(Dataset items)
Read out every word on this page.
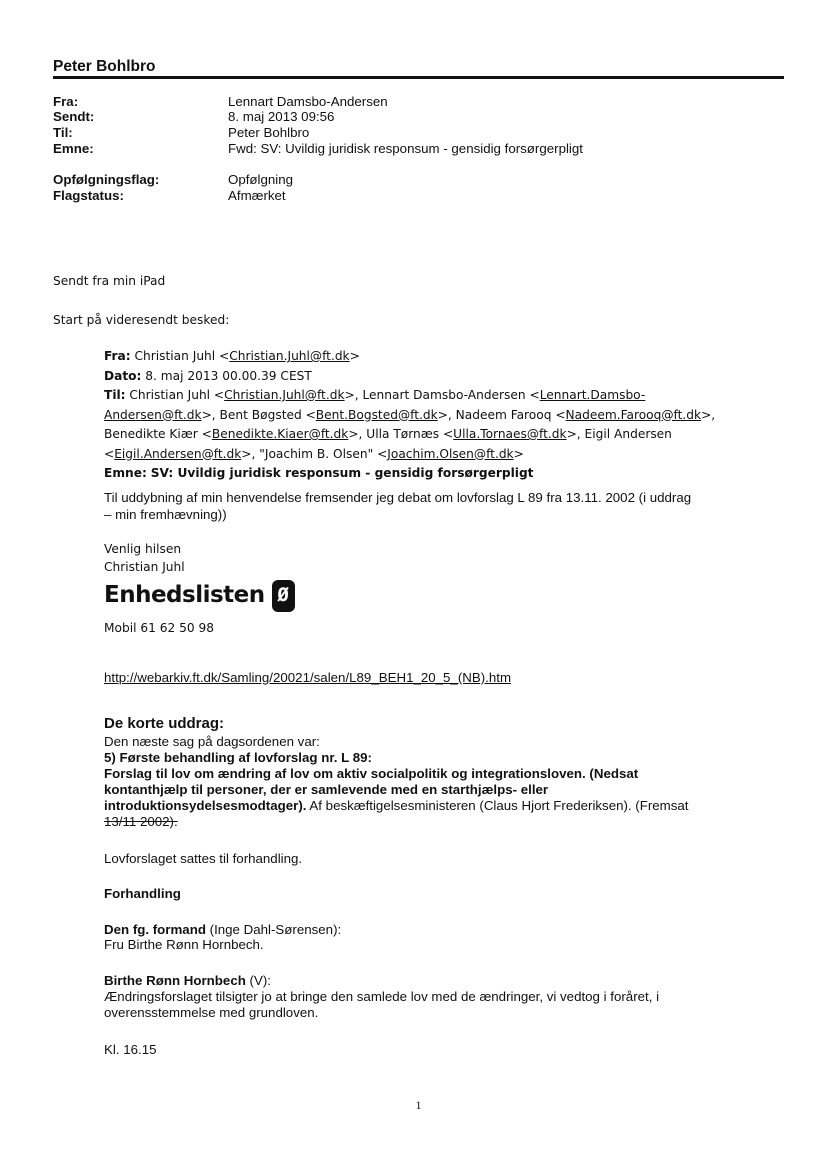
Peter Bohlbro
Fra:	Lennart Damsbo-Andersen
Sendt:	8. maj 2013 09:56
Til:	Peter Bohlbro
Emne:	Fwd: SV: Uvildig juridisk responsum - gensidig forsørgerpligt
Opfølgningsflag:	Opfølgning
Flagstatus:	Afmærket
Sendt fra min iPad
Start på videresendt besked:
Fra: Christian Juhl <Christian.Juhl@ft.dk>
Dato: 8. maj 2013 00.00.39 CEST
Til: Christian Juhl <Christian.Juhl@ft.dk>, Lennart Damsbo-Andersen <Lennart.Damsbo-
Andersen@ft.dk>, Bent Bøgsted <Bent.Bogsted@ft.dk>, Nadeem Farooq <Nadeem.Farooq@ft.dk>,
Benedikte Kiær <Benedikte.Kiaer@ft.dk>, Ulla Tørnæs <Ulla.Tornaes@ft.dk>, Eigil Andersen
<Eigil.Andersen@ft.dk>, "Joachim B. Olsen" <Joachim.Olsen@ft.dk>
Emne: SV: Uvildig juridisk responsum - gensidig forsørgerpligt
Til uddybning af min henvendelse fremsender jeg debat om lovforslag L 89 fra 13.11. 2002 (i uddrag
– min fremhævning))
Venlig hilsen
Christian Juhl
Enhedslisten Ø
Mobil 61 62 50 98
http://webarkiv.ft.dk/Samling/20021/salen/L89_BEH1_20_5_(NB).htm
De korte uddrag:
Den næste sag på dagsordenen var:
5) Første behandling af lovforslag nr. L 89:
Forslag til lov om ændring af lov om aktiv socialpolitik og integrationsloven. (Nedsat
kontanthjælp til personer, der er samlevende med en starthjælps- eller
introduktionsydelsesmodtager). Af beskæftigelsesministeren (Claus Hjort Frederiksen). (Fremsat
13/11 2002).
Lovforslaget sattes til forhandling.
Forhandling
Den fg. formand (Inge Dahl-Sørensen):
Fru Birthe Rønn Hornbech.
Birthe Rønn Hornbech (V):
Ændringsforslaget tilsigter jo at bringe den samlede lov med de ændringer, vi vedtog i foråret, i
overensstemmelse med grundloven.
Kl. 16.15
1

(DIRECTIONS): Extract the full listing exactly, with the pictures left out.

(OUTPUT FOR THIS TASK):
Read out every word on this page.
Peter Bohlbro
Fra:	Lennart Damsbo-Andersen
Sendt:	8. maj 2013 09:56
Til:	Peter Bohlbro
Emne:	Fwd: SV: Uvildig juridisk responsum - gensidig forsørgerpligt
Opfølgningsflag:	Opfølgning
Flagstatus:	Afmærket
Sendt fra min iPad
Start på videresendt besked:
Fra: Christian Juhl <Christian.Juhl@ft.dk>
Dato: 8. maj 2013 00.00.39 CEST
Til: Christian Juhl <Christian.Juhl@ft.dk>, Lennart Damsbo-Andersen <Lennart.Damsbo-
Andersen@ft.dk>, Bent Bøgsted <Bent.Bogsted@ft.dk>, Nadeem Farooq <Nadeem.Farooq@ft.dk>,
Benedikte Kiær <Benedikte.Kiaer@ft.dk>, Ulla Tørnæs <Ulla.Tornaes@ft.dk>, Eigil Andersen
<Eigil.Andersen@ft.dk>, "Joachim B. Olsen" <Joachim.Olsen@ft.dk>
Emne: SV: Uvildig juridisk responsum - gensidig forsørgerpligt
Til uddybning af min henvendelse fremsender jeg debat om lovforslag L 89 fra 13.11. 2002 (i uddrag
– min fremhævning))
Venlig hilsen
Christian Juhl
Enhedslisten Ø
Mobil 61 62 50 98
http://webarkiv.ft.dk/Samling/20021/salen/L89_BEH1_20_5_(NB).htm
De korte uddrag:
Den næste sag på dagsordenen var:
5) Første behandling af lovforslag nr. L 89:
Forslag til lov om ændring af lov om aktiv socialpolitik og integrationsloven. (Nedsat
kontanthjælp til personer, der er samlevende med en starthjælps- eller
introduktionsydelsesmodtager). Af beskæftigelsesministeren (Claus Hjort Frederiksen). (Fremsat
13/11 2002).
Lovforslaget sattes til forhandling.
Forhandling
Den fg. formand (Inge Dahl-Sørensen):
Fru Birthe Rønn Hornbech.
Birthe Rønn Hornbech (V):
Ændringsforslaget tilsigter jo at bringe den samlede lov med de ændringer, vi vedtog i foråret, i
overensstemmelse med grundloven.
Kl. 16.15
1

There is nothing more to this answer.